>> Begin Extracted information

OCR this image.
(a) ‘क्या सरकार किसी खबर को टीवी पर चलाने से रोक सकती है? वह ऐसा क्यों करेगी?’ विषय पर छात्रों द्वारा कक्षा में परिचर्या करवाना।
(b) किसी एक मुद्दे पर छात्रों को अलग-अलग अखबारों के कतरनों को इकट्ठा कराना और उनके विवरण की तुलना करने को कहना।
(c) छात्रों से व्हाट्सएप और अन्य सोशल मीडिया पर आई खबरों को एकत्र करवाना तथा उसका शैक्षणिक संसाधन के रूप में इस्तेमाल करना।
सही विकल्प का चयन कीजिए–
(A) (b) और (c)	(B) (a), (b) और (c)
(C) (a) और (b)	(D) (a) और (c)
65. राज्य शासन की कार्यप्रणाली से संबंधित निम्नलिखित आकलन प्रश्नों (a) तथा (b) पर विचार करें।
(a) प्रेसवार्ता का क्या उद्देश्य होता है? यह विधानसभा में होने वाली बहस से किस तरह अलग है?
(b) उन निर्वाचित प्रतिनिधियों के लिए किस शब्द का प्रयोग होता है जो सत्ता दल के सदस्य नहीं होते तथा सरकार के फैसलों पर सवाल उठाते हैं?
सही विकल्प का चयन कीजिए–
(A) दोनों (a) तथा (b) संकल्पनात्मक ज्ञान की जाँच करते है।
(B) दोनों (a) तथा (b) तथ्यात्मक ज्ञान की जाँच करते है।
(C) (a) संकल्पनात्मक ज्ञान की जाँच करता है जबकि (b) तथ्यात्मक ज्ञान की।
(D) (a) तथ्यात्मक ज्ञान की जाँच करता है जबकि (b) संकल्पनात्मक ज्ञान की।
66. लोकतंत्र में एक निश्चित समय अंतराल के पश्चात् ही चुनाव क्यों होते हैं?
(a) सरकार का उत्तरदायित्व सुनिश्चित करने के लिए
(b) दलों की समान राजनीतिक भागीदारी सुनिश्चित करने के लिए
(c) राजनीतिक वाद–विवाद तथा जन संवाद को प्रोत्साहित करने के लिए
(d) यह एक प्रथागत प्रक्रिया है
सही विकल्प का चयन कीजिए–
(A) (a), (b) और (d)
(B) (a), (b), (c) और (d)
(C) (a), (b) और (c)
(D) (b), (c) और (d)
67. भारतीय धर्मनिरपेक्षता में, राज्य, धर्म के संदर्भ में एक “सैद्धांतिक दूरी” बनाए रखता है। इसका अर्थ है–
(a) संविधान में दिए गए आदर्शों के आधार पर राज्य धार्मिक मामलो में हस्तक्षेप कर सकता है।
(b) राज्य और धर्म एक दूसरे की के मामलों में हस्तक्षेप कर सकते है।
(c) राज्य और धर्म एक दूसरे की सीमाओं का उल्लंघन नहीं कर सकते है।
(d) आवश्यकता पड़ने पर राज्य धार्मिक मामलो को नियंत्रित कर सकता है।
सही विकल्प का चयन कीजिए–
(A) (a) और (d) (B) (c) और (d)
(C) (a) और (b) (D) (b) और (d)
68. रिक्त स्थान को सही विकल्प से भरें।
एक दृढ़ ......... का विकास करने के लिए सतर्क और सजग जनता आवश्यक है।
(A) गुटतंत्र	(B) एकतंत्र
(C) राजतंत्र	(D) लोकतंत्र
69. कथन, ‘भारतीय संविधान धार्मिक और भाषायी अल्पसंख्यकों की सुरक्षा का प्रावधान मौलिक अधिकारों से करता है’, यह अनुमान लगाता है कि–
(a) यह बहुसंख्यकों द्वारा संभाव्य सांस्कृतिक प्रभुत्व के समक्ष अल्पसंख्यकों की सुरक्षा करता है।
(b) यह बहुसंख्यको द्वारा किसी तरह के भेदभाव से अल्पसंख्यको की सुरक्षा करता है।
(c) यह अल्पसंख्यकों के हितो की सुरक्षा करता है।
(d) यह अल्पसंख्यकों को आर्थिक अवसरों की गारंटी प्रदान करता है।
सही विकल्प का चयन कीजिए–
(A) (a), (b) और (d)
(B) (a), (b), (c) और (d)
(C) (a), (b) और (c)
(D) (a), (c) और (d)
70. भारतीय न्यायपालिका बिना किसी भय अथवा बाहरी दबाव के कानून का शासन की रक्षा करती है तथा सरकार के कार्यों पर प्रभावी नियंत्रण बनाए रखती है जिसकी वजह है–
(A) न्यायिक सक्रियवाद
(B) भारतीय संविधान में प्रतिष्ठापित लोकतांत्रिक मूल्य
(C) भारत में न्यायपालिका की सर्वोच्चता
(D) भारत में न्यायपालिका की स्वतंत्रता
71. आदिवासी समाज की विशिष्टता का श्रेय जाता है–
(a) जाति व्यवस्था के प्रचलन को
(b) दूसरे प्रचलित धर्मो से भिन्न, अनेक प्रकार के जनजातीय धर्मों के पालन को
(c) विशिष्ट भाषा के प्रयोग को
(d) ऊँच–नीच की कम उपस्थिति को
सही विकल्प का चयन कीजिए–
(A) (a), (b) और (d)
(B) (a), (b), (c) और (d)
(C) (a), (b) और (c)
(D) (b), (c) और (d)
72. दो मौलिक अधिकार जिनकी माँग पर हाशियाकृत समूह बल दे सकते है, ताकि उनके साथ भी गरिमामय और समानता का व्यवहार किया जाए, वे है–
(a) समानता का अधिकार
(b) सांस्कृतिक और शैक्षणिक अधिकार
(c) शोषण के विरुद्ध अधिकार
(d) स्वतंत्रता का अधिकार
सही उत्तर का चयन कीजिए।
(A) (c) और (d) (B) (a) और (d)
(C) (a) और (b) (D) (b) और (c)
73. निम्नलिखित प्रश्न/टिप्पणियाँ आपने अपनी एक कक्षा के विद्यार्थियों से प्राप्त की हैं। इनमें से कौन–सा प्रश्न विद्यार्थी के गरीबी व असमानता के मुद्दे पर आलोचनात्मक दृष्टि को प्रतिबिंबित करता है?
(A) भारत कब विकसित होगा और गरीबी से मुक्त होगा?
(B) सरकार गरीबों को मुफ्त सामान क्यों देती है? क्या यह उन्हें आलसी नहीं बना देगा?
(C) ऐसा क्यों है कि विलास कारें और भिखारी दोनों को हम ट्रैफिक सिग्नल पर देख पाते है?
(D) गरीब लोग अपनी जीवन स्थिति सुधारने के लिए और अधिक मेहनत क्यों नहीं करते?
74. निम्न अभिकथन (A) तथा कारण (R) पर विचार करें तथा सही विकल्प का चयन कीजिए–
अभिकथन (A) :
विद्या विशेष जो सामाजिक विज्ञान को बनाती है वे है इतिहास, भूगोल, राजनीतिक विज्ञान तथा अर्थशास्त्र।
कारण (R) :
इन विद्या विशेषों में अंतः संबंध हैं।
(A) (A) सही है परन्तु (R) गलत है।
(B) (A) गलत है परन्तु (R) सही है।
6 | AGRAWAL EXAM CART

>> End Extracted information

Your goal: Copy out the full listing exactly.

Task answer:
OCR this image.
(a) ‘क्या सरकार किसी खबर को टीवी पर चलाने से रोक सकती है? वह ऐसा क्यों करेगी?’ विषय पर छात्रों द्वारा कक्षा में परिचर्या करवाना।
(b) किसी एक मुद्दे पर छात्रों को अलग-अलग अखबारों के कतरनों को इकट्ठा कराना और उनके विवरण की तुलना करने को कहना।
(c) छात्रों से व्हाट्सएप और अन्य सोशल मीडिया पर आई खबरों को एकत्र करवाना तथा उसका शैक्षणिक संसाधन के रूप में इस्तेमाल करना।
सही विकल्प का चयन कीजिए–
(A) (b) और (c)	(B) (a), (b) और (c)
(C) (a) और (b)	(D) (a) और (c)
65. राज्य शासन की कार्यप्रणाली से संबंधित निम्नलिखित आकलन प्रश्नों (a) तथा (b) पर विचार करें।
(a) प्रेसवार्ता का क्या उद्देश्य होता है? यह विधानसभा में होने वाली बहस से किस तरह अलग है?
(b) उन निर्वाचित प्रतिनिधियों के लिए किस शब्द का प्रयोग होता है जो सत्ता दल के सदस्य नहीं होते तथा सरकार के फैसलों पर सवाल उठाते हैं?
सही विकल्प का चयन कीजिए–
(A) दोनों (a) तथा (b) संकल्पनात्मक ज्ञान की जाँच करते है।
(B) दोनों (a) तथा (b) तथ्यात्मक ज्ञान की जाँच करते है।
(C) (a) संकल्पनात्मक ज्ञान की जाँच करता है जबकि (b) तथ्यात्मक ज्ञान की।
(D) (a) तथ्यात्मक ज्ञान की जाँच करता है जबकि (b) संकल्पनात्मक ज्ञान की।
66. लोकतंत्र में एक निश्चित समय अंतराल के पश्चात् ही चुनाव क्यों होते हैं?
(a) सरकार का उत्तरदायित्व सुनिश्चित करने के लिए
(b) दलों की समान राजनीतिक भागीदारी सुनिश्चित करने के लिए
(c) राजनीतिक वाद–विवाद तथा जन संवाद को प्रोत्साहित करने के लिए
(d) यह एक प्रथागत प्रक्रिया है
सही विकल्प का चयन कीजिए–
(A) (a), (b) और (d)
(B) (a), (b), (c) और (d)
(C) (a), (b) और (c)
(D) (b), (c) और (d)
67. भारतीय धर्मनिरपेक्षता में, राज्य, धर्म के संदर्भ में एक “सैद्धांतिक दूरी” बनाए रखता है। इसका अर्थ है–
(a) संविधान में दिए गए आदर्शों के आधार पर राज्य धार्मिक मामलो में हस्तक्षेप कर सकता है।
(b) राज्य और धर्म एक दूसरे की के मामलों में हस्तक्षेप कर सकते है।
(c) राज्य और धर्म एक दूसरे की सीमाओं का उल्लंघन नहीं कर सकते है।
(d) आवश्यकता पड़ने पर राज्य धार्मिक मामलो को नियंत्रित कर सकता है।
सही विकल्प का चयन कीजिए–
(A) (a) और (d) (B) (c) और (d)
(C) (a) और (b) (D) (b) और (d)
68. रिक्त स्थान को सही विकल्प से भरें।
एक दृढ़ ......... का विकास करने के लिए सतर्क और सजग जनता आवश्यक है।
(A) गुटतंत्र	(B) एकतंत्र
(C) राजतंत्र	(D) लोकतंत्र
69. कथन, ‘भारतीय संविधान धार्मिक और भाषायी अल्पसंख्यकों की सुरक्षा का प्रावधान मौलिक अधिकारों से करता है’, यह अनुमान लगाता है कि–
(a) यह बहुसंख्यकों द्वारा संभाव्य सांस्कृतिक प्रभुत्व के समक्ष अल्पसंख्यकों की सुरक्षा करता है।
(b) यह बहुसंख्यको द्वारा किसी तरह के भेदभाव से अल्पसंख्यको की सुरक्षा करता है।
(c) यह अल्पसंख्यकों के हितो की सुरक्षा करता है।
(d) यह अल्पसंख्यकों को आर्थिक अवसरों की गारंटी प्रदान करता है।
सही विकल्प का चयन कीजिए–
(A) (a), (b) और (d)
(B) (a), (b), (c) और (d)
(C) (a), (b) और (c)
(D) (a), (c) और (d)
70. भारतीय न्यायपालिका बिना किसी भय अथवा बाहरी दबाव के कानून का शासन की रक्षा करती है तथा सरकार के कार्यों पर प्रभावी नियंत्रण बनाए रखती है जिसकी वजह है–
(A) न्यायिक सक्रियवाद
(B) भारतीय संविधान में प्रतिष्ठापित लोकतांत्रिक मूल्य
(C) भारत में न्यायपालिका की सर्वोच्चता
(D) भारत में न्यायपालिका की स्वतंत्रता
71. आदिवासी समाज की विशिष्टता का श्रेय जाता है–
(a) जाति व्यवस्था के प्रचलन को
(b) दूसरे प्रचलित धर्मो से भिन्न, अनेक प्रकार के जनजातीय धर्मों के पालन को
(c) विशिष्ट भाषा के प्रयोग को
(d) ऊँच–नीच की कम उपस्थिति को
सही विकल्प का चयन कीजिए–
(A) (a), (b) और (d)
(B) (a), (b), (c) और (d)
(C) (a), (b) और (c)
(D) (b), (c) और (d)
72. दो मौलिक अधिकार जिनकी माँग पर हाशियाकृत समूह बल दे सकते है, ताकि उनके साथ भी गरिमामय और समानता का व्यवहार किया जाए, वे है–
(a) समानता का अधिकार
(b) सांस्कृतिक और शैक्षणिक अधिकार
(c) शोषण के विरुद्ध अधिकार
(d) स्वतंत्रता का अधिकार
सही उत्तर का चयन कीजिए।
(A) (c) और (d) (B) (a) और (d)
(C) (a) और (b) (D) (b) और (c)
73. निम्नलिखित प्रश्न/टिप्पणियाँ आपने अपनी एक कक्षा के विद्यार्थियों से प्राप्त की हैं। इनमें से कौन–सा प्रश्न विद्यार्थी के गरीबी व असमानता के मुद्दे पर आलोचनात्मक दृष्टि को प्रतिबिंबित करता है?
(A) भारत कब विकसित होगा और गरीबी से मुक्त होगा?
(B) सरकार गरीबों को मुफ्त सामान क्यों देती है? क्या यह उन्हें आलसी नहीं बना देगा?
(C) ऐसा क्यों है कि विलास कारें और भिखारी दोनों को हम ट्रैफिक सिग्नल पर देख पाते है?
(D) गरीब लोग अपनी जीवन स्थिति सुधारने के लिए और अधिक मेहनत क्यों नहीं करते?
74. निम्न अभिकथन (A) तथा कारण (R) पर विचार करें तथा सही विकल्प का चयन कीजिए–
अभिकथन (A) :
विद्या विशेष जो सामाजिक विज्ञान को बनाती है वे है इतिहास, भूगोल, राजनीतिक विज्ञान तथा अर्थशास्त्र।
कारण (R) :
इन विद्या विशेषों में अंतः संबंध हैं।
(A) (A) सही है परन्तु (R) गलत है।
(B) (A) गलत है परन्तु (R) सही है।
6 | AGRAWAL EXAM CART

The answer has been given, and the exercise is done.